WHAT IS ASKED: Pick out the lines below with "Local" and list them.
##########
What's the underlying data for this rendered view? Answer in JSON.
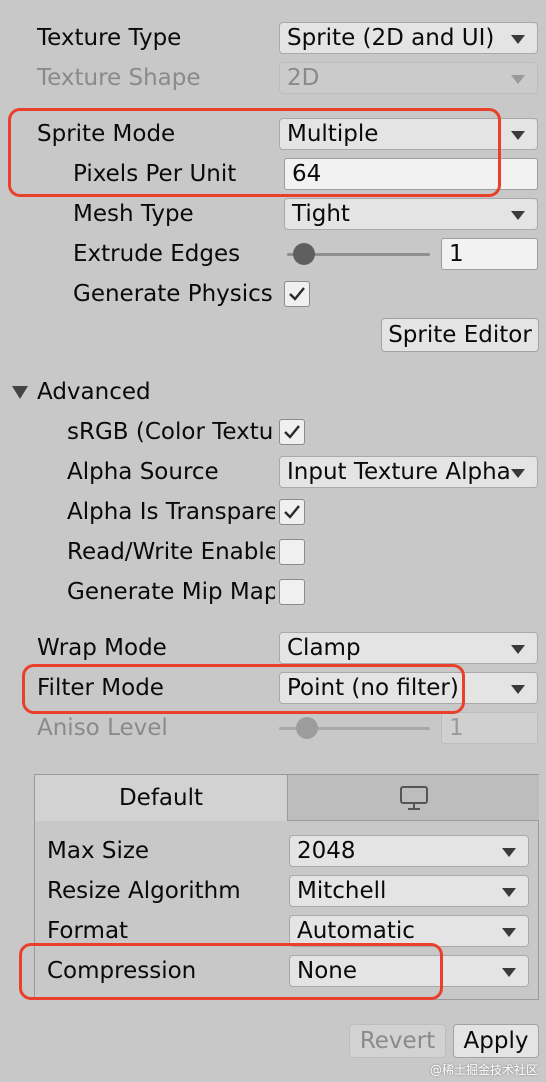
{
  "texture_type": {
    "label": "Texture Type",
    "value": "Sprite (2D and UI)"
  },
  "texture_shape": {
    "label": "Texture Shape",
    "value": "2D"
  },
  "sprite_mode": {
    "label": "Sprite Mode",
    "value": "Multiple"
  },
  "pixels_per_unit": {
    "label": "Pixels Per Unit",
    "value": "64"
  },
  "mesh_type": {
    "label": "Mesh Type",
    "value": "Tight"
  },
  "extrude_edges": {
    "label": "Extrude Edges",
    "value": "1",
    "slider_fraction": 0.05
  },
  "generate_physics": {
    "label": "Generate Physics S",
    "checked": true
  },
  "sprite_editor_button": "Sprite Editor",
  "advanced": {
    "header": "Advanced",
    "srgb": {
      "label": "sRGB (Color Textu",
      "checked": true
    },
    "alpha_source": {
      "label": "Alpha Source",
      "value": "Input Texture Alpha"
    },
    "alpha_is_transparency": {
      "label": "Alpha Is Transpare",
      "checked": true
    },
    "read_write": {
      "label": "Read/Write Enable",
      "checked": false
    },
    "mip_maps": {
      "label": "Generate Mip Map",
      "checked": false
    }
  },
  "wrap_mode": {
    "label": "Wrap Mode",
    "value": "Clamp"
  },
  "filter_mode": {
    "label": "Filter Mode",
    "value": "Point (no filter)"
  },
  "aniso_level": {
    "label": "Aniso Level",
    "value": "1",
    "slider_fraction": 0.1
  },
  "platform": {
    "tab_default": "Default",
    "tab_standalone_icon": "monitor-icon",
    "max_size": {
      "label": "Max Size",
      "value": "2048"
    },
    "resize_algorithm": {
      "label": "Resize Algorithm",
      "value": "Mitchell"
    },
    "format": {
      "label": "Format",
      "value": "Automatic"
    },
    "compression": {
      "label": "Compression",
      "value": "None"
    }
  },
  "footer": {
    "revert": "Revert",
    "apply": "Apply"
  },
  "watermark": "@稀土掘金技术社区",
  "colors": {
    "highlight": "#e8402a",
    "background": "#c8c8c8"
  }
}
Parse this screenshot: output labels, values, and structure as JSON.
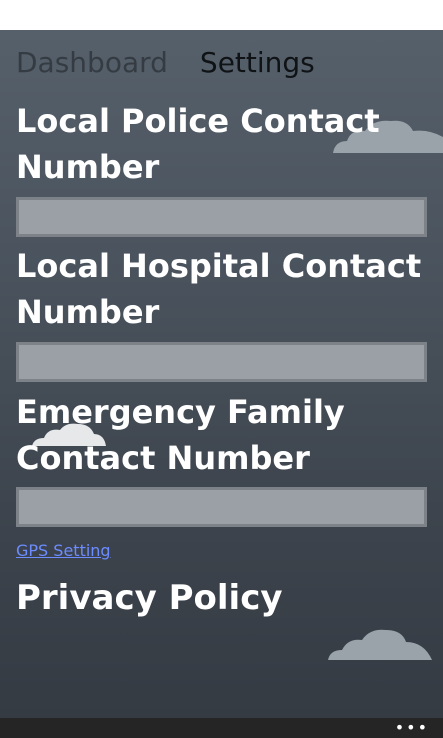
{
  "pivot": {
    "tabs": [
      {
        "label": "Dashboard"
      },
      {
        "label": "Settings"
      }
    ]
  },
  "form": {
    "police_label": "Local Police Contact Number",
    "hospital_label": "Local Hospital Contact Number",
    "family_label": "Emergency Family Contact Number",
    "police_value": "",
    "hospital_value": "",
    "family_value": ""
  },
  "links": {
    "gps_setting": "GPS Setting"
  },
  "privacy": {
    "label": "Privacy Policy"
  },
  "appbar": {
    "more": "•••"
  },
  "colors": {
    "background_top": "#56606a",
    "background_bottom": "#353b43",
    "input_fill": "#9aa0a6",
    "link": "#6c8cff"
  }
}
##########
SOLUTION TO THIS PROBLEM:
    "police_label": "Local Police Contact Number",
    "hospital_label": "Local Hospital Contact Number",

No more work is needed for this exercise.